**** TEXTAUSZUG
Dies war die erste Herausforderung für die von Viktor Orbán gegründete Fraktion "Patrioten für Europa", die mit 84 Abgeordneten die drittgrößte Fraktion im Plenarsaal ist.

Die Mitte-Rechts-Koalitionsfraktionen, die von der Leyens Wiederernennung unterstützten - die Europäische Volkspartei (EVP), die Sozialisten und Demokraten (S&D) und Renew Europe - hielten an ihrer "Brandmauer" fest, was dazu führte, dass Orbáns Fraktion zwei Vorsitzende verlor, die sie für die Ausschüsse für Verkehr und Tourismus (TRAN) sowie für Kultur und Bildung (CULT) vorgesehen hatte.

Daraufhin wurde Elissavet Vozemberg-Vrionidi (EVP/Griechenland) zur Vorsitzenden des TRAN-Ausschusses und Nela Riehl (Grüne/Deutschland) zur Vorsitzenden des CULT-Ausschusses gewählt.
********
§ AUFGABE
Beantworte anhand des Textauszugs:
1. Wie viele Abgeordnete zählt die Fraktion „Patrioten für Europa“?
2. Welche drei Fraktionen hielten an ihrer „Brandmauer“ fest?
3. Wer wurde zur Vorsitzenden des CULT-Ausschusses gewählt?
Stütze dich ausschließlich auf den Textauszug.
**** VORLIEGENDE DATEN
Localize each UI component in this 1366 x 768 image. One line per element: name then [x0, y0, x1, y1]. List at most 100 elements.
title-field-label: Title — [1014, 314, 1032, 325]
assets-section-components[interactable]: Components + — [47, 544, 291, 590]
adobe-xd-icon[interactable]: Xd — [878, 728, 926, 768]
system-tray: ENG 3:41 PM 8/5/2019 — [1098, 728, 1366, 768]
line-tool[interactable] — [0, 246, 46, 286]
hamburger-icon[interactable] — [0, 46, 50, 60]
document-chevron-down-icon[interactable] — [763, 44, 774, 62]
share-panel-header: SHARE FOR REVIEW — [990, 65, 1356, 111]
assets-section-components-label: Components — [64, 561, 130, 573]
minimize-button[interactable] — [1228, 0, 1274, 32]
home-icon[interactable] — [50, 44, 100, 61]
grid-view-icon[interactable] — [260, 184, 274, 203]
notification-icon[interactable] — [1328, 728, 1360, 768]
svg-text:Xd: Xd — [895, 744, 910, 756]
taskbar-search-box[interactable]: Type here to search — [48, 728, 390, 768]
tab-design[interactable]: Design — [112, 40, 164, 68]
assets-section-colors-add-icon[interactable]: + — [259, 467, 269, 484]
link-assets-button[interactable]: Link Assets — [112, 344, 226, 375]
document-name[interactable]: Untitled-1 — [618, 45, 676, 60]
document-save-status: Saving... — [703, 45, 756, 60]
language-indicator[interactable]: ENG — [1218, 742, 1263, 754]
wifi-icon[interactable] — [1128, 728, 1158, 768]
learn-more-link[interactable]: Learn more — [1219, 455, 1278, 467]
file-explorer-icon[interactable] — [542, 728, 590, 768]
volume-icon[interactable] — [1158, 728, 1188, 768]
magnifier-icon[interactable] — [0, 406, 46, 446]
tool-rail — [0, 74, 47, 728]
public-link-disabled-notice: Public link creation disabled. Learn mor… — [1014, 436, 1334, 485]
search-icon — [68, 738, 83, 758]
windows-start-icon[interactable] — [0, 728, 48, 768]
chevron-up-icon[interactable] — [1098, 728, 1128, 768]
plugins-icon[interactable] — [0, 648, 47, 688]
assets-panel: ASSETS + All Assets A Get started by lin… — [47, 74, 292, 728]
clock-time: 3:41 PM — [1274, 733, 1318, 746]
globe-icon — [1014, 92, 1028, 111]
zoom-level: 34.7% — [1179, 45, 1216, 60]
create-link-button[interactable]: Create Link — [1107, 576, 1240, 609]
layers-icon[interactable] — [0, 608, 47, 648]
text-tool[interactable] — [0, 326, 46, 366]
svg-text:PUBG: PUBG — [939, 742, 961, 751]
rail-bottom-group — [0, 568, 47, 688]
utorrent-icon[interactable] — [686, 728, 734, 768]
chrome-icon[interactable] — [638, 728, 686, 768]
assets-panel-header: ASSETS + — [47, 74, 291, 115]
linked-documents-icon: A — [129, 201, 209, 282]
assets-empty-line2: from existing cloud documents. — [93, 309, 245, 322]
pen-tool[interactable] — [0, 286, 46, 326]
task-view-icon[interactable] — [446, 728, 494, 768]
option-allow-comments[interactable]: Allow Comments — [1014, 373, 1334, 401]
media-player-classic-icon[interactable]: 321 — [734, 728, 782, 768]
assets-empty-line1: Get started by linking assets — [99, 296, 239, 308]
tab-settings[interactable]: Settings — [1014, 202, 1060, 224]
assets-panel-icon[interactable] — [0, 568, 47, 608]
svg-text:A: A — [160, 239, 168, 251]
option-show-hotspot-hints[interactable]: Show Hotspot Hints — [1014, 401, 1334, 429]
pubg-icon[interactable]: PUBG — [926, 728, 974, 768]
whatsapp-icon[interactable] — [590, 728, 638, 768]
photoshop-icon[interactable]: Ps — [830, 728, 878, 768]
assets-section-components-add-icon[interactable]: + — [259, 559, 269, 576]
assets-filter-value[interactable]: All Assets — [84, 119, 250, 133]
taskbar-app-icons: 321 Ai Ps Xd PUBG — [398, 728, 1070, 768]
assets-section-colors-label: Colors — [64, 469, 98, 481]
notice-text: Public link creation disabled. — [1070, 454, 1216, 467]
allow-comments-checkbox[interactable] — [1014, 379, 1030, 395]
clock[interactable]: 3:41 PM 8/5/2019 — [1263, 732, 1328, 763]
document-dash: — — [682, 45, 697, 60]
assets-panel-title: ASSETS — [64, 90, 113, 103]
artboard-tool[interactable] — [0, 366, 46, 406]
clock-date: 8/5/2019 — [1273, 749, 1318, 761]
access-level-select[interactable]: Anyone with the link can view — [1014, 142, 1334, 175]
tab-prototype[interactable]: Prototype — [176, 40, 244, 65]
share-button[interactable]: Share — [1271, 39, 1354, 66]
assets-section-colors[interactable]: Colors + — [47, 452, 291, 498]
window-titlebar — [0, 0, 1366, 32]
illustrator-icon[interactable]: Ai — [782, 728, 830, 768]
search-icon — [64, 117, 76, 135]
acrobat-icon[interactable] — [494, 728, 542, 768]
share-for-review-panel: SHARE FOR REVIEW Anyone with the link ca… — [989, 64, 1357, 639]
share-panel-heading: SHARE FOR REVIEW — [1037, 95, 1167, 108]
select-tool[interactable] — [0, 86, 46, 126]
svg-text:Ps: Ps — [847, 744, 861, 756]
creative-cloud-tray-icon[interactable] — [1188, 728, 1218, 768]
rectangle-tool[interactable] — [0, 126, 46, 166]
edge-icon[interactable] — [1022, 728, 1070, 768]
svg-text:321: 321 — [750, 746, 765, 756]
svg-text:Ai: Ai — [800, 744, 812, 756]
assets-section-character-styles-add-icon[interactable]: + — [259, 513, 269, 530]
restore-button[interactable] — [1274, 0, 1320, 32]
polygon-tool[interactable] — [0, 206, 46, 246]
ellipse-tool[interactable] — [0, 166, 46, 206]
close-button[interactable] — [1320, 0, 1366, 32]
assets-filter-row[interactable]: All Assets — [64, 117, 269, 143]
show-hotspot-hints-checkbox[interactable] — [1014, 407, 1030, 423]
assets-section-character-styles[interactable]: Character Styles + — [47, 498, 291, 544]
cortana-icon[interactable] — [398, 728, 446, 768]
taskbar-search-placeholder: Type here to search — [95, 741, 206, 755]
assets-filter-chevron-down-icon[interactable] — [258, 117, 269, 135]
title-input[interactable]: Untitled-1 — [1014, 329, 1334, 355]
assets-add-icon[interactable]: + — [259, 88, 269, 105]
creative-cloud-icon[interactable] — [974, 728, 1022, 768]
********
§ ERWARTETE ANTWORT
1. 84 Abgeordnete.
2. Die Europäische Volkspartei (EVP), die Sozialisten und Demokraten (S&D) und Renew Europe.
3. Nela Riehl (Grüne/Deutschland).